Stored data
"""
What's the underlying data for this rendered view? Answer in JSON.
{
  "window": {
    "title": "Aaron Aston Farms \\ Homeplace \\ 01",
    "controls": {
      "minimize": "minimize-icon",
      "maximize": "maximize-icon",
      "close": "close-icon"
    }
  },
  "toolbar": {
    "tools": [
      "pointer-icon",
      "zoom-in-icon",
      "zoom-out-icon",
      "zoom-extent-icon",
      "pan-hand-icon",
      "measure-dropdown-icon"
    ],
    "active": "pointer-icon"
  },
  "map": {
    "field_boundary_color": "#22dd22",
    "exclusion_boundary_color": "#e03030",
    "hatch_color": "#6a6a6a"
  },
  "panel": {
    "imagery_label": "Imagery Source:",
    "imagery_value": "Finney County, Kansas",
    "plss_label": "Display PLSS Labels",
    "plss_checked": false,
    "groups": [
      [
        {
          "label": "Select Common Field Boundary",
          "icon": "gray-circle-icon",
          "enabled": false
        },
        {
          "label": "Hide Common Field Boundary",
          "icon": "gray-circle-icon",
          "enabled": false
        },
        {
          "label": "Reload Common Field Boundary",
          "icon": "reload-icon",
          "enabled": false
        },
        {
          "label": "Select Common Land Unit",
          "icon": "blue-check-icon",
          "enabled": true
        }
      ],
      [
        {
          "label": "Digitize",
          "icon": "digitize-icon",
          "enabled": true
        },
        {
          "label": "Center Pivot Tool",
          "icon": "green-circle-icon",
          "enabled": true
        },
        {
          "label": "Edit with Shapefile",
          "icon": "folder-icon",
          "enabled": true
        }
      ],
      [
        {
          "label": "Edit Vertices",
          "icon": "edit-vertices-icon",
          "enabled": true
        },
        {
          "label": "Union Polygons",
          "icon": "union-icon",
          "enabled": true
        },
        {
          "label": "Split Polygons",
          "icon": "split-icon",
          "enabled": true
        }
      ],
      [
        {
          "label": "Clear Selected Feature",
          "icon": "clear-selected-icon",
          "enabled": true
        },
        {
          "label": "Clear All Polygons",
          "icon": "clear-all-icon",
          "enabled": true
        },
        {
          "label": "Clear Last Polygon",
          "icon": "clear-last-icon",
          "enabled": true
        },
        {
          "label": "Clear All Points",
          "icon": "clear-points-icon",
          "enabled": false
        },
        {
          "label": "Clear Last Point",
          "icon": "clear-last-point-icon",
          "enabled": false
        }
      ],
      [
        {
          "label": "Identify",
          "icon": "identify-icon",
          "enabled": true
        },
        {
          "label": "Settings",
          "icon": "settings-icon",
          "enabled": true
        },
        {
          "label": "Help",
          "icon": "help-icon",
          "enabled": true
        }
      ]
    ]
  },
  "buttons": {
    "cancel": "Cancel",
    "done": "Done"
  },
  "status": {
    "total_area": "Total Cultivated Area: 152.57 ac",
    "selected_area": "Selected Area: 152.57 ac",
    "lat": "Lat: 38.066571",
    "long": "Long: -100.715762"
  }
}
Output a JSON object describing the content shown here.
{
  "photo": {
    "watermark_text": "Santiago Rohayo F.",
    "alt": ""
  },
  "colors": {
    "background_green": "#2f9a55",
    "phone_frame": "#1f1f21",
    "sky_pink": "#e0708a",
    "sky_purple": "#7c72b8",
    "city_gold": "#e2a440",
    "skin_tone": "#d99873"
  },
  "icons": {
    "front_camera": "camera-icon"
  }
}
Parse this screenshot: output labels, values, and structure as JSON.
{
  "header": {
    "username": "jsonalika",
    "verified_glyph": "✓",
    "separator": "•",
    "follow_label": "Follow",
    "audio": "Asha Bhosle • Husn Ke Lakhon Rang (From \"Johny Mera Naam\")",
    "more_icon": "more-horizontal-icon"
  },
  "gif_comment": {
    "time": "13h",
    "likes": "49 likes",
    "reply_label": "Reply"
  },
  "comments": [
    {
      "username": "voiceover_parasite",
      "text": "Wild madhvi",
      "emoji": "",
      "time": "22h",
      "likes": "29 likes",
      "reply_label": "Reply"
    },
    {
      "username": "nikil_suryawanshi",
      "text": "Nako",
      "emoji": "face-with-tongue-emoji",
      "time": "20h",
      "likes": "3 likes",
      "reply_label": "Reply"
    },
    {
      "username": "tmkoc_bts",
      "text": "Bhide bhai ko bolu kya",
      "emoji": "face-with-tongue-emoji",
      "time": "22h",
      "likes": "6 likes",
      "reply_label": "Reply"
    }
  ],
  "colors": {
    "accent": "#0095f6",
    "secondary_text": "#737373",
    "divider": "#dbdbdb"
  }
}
"""
Job
Show every line that contains the word "zoom".

The response
      "zoom-in-icon",
      "zoom-out-icon",
      "zoom-extent-icon",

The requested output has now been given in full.